Challenge.
Locate each line below that includes "subtitle" and reproduce it.

--- START OF Provided entries ---

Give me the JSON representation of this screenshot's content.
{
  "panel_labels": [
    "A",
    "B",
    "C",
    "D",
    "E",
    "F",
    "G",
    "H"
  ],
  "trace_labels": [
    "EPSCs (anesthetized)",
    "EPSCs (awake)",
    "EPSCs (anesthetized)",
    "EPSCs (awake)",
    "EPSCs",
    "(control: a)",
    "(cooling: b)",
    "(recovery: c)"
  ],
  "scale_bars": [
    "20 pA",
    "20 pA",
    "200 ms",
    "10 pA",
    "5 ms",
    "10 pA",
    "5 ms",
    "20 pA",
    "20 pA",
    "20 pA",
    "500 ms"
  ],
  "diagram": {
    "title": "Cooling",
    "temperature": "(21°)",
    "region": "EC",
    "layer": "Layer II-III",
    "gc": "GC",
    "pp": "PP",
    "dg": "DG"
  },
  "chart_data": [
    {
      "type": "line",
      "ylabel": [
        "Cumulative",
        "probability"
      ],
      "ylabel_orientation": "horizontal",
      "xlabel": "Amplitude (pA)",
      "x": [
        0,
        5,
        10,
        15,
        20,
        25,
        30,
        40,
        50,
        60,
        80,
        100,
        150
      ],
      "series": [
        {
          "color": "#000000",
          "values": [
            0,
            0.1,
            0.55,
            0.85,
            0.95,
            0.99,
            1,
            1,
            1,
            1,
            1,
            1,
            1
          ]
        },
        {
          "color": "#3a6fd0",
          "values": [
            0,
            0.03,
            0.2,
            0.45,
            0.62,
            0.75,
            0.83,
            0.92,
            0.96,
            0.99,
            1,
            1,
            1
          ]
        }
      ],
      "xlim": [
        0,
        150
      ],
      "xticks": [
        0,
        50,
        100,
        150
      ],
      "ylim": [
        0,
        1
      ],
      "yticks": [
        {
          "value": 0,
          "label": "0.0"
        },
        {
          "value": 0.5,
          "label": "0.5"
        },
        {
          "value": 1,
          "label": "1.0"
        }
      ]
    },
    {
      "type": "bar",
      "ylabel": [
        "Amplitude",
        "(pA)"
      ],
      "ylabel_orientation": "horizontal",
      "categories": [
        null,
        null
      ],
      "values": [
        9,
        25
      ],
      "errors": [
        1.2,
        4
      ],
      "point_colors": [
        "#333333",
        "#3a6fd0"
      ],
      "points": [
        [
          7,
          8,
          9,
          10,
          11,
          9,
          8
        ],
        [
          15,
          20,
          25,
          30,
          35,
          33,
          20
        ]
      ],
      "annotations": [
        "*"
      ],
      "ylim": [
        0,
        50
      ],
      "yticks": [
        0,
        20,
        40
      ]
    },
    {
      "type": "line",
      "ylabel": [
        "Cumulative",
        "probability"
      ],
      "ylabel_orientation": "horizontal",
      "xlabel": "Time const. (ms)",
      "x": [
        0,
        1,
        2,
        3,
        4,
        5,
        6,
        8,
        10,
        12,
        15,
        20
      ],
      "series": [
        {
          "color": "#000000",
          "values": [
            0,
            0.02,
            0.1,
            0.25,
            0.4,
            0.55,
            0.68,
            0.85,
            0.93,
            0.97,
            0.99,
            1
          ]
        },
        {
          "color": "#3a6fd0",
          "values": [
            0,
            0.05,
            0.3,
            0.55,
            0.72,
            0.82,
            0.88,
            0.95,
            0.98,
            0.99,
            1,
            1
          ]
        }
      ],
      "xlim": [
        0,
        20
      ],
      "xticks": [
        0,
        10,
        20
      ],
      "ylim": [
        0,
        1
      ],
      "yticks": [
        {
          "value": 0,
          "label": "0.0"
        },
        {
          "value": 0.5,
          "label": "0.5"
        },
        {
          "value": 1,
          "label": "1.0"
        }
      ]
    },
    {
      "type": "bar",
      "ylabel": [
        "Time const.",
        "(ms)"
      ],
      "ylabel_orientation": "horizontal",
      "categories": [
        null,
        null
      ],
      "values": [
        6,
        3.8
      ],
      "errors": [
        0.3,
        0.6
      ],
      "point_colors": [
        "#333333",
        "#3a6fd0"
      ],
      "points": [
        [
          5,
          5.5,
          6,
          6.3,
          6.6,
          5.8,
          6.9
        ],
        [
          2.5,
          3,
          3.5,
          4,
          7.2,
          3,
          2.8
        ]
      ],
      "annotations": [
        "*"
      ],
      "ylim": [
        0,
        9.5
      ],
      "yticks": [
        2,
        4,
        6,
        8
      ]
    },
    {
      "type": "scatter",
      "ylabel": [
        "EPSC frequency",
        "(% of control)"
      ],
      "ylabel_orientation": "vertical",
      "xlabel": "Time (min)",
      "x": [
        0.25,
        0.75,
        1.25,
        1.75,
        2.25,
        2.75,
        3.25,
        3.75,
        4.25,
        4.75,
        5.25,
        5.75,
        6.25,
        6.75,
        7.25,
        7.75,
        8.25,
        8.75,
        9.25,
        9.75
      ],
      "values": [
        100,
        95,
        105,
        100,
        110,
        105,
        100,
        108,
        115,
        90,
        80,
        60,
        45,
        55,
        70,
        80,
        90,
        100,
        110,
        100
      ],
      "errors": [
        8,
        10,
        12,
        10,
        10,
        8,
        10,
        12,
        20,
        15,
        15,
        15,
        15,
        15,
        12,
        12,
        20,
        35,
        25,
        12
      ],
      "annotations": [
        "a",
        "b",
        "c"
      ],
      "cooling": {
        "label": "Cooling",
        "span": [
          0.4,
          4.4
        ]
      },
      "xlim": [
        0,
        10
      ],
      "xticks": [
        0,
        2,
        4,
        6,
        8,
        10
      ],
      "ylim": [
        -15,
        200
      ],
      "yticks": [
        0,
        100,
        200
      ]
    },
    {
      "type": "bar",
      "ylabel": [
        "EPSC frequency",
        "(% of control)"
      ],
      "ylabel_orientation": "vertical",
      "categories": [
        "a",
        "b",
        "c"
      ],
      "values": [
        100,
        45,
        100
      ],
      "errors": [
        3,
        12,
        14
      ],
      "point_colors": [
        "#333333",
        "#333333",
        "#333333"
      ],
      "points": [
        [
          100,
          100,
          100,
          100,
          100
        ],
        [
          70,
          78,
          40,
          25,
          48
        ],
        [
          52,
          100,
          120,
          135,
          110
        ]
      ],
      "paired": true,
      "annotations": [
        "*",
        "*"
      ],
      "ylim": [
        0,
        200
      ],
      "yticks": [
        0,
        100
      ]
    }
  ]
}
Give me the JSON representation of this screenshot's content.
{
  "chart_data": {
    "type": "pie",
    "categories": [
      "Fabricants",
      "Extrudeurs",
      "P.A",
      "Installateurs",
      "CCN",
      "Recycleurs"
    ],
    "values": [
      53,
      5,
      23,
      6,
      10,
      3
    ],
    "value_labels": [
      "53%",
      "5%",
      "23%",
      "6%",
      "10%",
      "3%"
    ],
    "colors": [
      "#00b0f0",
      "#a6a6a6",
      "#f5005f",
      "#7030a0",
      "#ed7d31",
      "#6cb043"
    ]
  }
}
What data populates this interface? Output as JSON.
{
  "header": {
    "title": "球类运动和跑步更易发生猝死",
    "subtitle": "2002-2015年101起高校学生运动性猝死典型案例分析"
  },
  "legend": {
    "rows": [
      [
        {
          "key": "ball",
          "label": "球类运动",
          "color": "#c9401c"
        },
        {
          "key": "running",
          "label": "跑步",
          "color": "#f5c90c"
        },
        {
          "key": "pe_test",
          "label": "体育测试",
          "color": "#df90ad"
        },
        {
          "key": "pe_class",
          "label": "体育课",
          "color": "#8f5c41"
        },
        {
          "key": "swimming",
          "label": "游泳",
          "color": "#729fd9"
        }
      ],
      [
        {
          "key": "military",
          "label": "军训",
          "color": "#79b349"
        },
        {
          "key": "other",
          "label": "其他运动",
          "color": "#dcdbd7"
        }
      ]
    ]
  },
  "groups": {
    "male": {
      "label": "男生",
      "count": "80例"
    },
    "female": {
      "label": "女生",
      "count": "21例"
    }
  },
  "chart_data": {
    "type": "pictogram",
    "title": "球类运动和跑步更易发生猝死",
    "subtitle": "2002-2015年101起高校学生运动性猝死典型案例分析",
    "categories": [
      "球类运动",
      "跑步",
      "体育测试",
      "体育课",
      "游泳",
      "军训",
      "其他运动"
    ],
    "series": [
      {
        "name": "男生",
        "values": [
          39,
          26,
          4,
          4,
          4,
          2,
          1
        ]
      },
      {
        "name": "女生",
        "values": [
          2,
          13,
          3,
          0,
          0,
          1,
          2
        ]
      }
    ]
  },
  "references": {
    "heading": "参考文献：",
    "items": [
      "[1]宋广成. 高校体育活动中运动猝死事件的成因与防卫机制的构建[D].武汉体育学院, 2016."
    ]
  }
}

--- END OF Provided entries ---

Task output.
    "subtitle": "2002-2015年101起高校学生运动性猝死典型案例分析"
    "subtitle": "2002-2015年101起高校学生运动性猝死典型案例分析",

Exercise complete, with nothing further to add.